#### Task prompt
Repeat all of the material exactly as given.

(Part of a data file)
»»
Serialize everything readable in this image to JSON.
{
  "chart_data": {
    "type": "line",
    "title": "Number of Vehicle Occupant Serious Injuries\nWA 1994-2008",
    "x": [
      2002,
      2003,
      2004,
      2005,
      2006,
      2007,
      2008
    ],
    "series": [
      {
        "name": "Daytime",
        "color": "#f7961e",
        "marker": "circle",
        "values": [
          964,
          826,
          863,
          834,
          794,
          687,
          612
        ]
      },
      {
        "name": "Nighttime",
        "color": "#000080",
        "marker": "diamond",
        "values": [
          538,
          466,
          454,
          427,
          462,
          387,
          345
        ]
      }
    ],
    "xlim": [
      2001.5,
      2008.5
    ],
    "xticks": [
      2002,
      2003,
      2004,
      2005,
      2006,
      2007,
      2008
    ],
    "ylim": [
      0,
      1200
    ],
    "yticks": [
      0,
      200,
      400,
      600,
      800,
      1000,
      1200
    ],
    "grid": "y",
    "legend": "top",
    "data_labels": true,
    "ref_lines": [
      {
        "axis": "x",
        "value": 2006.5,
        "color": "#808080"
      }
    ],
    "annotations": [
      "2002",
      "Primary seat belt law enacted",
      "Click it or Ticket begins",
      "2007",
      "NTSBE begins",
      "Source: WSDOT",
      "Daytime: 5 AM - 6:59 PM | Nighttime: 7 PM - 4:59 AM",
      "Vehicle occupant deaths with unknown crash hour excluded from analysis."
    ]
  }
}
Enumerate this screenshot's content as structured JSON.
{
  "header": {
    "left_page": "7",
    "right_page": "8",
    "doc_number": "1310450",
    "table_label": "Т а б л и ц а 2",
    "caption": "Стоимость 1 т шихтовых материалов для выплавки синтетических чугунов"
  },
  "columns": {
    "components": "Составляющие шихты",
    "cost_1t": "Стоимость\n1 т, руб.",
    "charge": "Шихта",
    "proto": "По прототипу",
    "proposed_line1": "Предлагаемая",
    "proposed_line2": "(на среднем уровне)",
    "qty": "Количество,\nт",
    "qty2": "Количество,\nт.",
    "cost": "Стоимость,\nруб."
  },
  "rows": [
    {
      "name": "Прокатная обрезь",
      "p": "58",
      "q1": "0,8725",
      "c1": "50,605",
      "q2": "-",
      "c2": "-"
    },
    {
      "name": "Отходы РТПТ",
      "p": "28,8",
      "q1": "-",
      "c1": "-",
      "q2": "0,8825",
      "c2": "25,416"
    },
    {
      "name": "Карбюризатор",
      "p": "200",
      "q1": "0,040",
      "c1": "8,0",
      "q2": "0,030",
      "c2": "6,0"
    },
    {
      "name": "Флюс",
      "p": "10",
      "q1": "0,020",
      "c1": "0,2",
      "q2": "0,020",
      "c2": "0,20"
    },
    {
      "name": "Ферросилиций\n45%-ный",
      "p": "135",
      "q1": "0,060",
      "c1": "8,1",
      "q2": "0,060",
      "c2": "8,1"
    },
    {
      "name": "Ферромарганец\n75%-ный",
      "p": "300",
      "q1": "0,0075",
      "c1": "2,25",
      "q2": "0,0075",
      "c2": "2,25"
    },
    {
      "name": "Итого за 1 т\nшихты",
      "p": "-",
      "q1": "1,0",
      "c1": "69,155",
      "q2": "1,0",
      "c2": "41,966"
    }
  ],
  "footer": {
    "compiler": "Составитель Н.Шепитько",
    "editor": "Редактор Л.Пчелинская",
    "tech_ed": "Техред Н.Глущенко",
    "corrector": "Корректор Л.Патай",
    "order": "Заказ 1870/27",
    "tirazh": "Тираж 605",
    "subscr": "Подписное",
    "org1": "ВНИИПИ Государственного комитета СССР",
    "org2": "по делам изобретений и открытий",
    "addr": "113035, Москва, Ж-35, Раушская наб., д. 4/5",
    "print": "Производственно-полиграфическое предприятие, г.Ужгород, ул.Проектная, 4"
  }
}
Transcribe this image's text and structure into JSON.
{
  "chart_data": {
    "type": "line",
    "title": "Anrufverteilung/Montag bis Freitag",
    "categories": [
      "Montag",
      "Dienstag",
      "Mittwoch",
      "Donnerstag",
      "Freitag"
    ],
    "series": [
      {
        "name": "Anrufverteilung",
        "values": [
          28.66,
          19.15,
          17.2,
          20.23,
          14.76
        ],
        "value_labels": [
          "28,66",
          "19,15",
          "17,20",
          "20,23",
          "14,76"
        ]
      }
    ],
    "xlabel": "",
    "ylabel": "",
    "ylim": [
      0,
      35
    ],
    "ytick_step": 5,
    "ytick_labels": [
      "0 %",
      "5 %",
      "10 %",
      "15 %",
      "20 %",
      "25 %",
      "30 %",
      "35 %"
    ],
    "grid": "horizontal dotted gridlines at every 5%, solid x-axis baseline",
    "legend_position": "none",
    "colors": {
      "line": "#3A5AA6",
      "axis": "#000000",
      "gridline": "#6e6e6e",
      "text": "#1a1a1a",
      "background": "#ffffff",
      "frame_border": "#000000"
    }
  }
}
««
#### Written response
Serialize everything readable in this image to JSON.
{
  "chart_data": {
    "type": "line",
    "title": "Number of Vehicle Occupant Serious Injuries\nWA 1994-2008",
    "x": [
      2002,
      2003,
      2004,
      2005,
      2006,
      2007,
      2008
    ],
    "series": [
      {
        "name": "Daytime",
        "color": "#f7961e",
        "marker": "circle",
        "values": [
          964,
          826,
          863,
          834,
          794,
          687,
          612
        ]
      },
      {
        "name": "Nighttime",
        "color": "#000080",
        "marker": "diamond",
        "values": [
          538,
          466,
          454,
          427,
          462,
          387,
          345
        ]
      }
    ],
    "xlim": [
      2001.5,
      2008.5
    ],
    "xticks": [
      2002,
      2003,
      2004,
      2005,
      2006,
      2007,
      2008
    ],
    "ylim": [
      0,
      1200
    ],
    "yticks": [
      0,
      200,
      400,
      600,
      800,
      1000,
      1200
    ],
    "grid": "y",
    "legend": "top",
    "data_labels": true,
    "ref_lines": [
      {
        "axis": "x",
        "value": 2006.5,
        "color": "#808080"
      }
    ],
    "annotations": [
      "2002",
      "Primary seat belt law enacted",
      "Click it or Ticket begins",
      "2007",
      "NTSBE begins",
      "Source: WSDOT",
      "Daytime: 5 AM - 6:59 PM | Nighttime: 7 PM - 4:59 AM",
      "Vehicle occupant deaths with unknown crash hour excluded from analysis."
    ]
  }
}
Enumerate this screenshot's content as structured JSON.
{
  "header": {
    "left_page": "7",
    "right_page": "8",
    "doc_number": "1310450",
    "table_label": "Т а б л и ц а 2",
    "caption": "Стоимость 1 т шихтовых материалов для выплавки синтетических чугунов"
  },
  "columns": {
    "components": "Составляющие шихты",
    "cost_1t": "Стоимость\n1 т, руб.",
    "charge": "Шихта",
    "proto": "По прототипу",
    "proposed_line1": "Предлагаемая",
    "proposed_line2": "(на среднем уровне)",
    "qty": "Количество,\nт",
    "qty2": "Количество,\nт.",
    "cost": "Стоимость,\nруб."
  },
  "rows": [
    {
      "name": "Прокатная обрезь",
      "p": "58",
      "q1": "0,8725",
      "c1": "50,605",
      "q2": "-",
      "c2": "-"
    },
    {
      "name": "Отходы РТПТ",
      "p": "28,8",
      "q1": "-",
      "c1": "-",
      "q2": "0,8825",
      "c2": "25,416"
    },
    {
      "name": "Карбюризатор",
      "p": "200",
      "q1": "0,040",
      "c1": "8,0",
      "q2": "0,030",
      "c2": "6,0"
    },
    {
      "name": "Флюс",
      "p": "10",
      "q1": "0,020",
      "c1": "0,2",
      "q2": "0,020",
      "c2": "0,20"
    },
    {
      "name": "Ферросилиций\n45%-ный",
      "p": "135",
      "q1": "0,060",
      "c1": "8,1",
      "q2": "0,060",
      "c2": "8,1"
    },
    {
      "name": "Ферромарганец\n75%-ный",
      "p": "300",
      "q1": "0,0075",
      "c1": "2,25",
      "q2": "0,0075",
      "c2": "2,25"
    },
    {
      "name": "Итого за 1 т\nшихты",
      "p": "-",
      "q1": "1,0",
      "c1": "69,155",
      "q2": "1,0",
      "c2": "41,966"
    }
  ],
  "footer": {
    "compiler": "Составитель Н.Шепитько",
    "editor": "Редактор Л.Пчелинская",
    "tech_ed": "Техред Н.Глущенко",
    "corrector": "Корректор Л.Патай",
    "order": "Заказ 1870/27",
    "tirazh": "Тираж 605",
    "subscr": "Подписное",
    "org1": "ВНИИПИ Государственного комитета СССР",
    "org2": "по делам изобретений и открытий",
    "addr": "113035, Москва, Ж-35, Раушская наб., д. 4/5",
    "print": "Производственно-полиграфическое предприятие, г.Ужгород, ул.Проектная, 4"
  }
}
Transcribe this image's text and structure into JSON.
{
  "chart_data": {
    "type": "line",
    "title": "Anrufverteilung/Montag bis Freitag",
    "categories": [
      "Montag",
      "Dienstag",
      "Mittwoch",
      "Donnerstag",
      "Freitag"
    ],
    "series": [
      {
        "name": "Anrufverteilung",
        "values": [
          28.66,
          19.15,
          17.2,
          20.23,
          14.76
        ],
        "value_labels": [
          "28,66",
          "19,15",
          "17,20",
          "20,23",
          "14,76"
        ]
      }
    ],
    "xlabel": "",
    "ylabel": "",
    "ylim": [
      0,
      35
    ],
    "ytick_step": 5,
    "ytick_labels": [
      "0 %",
      "5 %",
      "10 %",
      "15 %",
      "20 %",
      "25 %",
      "30 %",
      "35 %"
    ],
    "grid": "horizontal dotted gridlines at every 5%, solid x-axis baseline",
    "legend_position": "none",
    "colors": {
      "line": "#3A5AA6",
      "axis": "#000000",
      "gridline": "#6e6e6e",
      "text": "#1a1a1a",
      "background": "#ffffff",
      "frame_border": "#000000"
    }
  }
}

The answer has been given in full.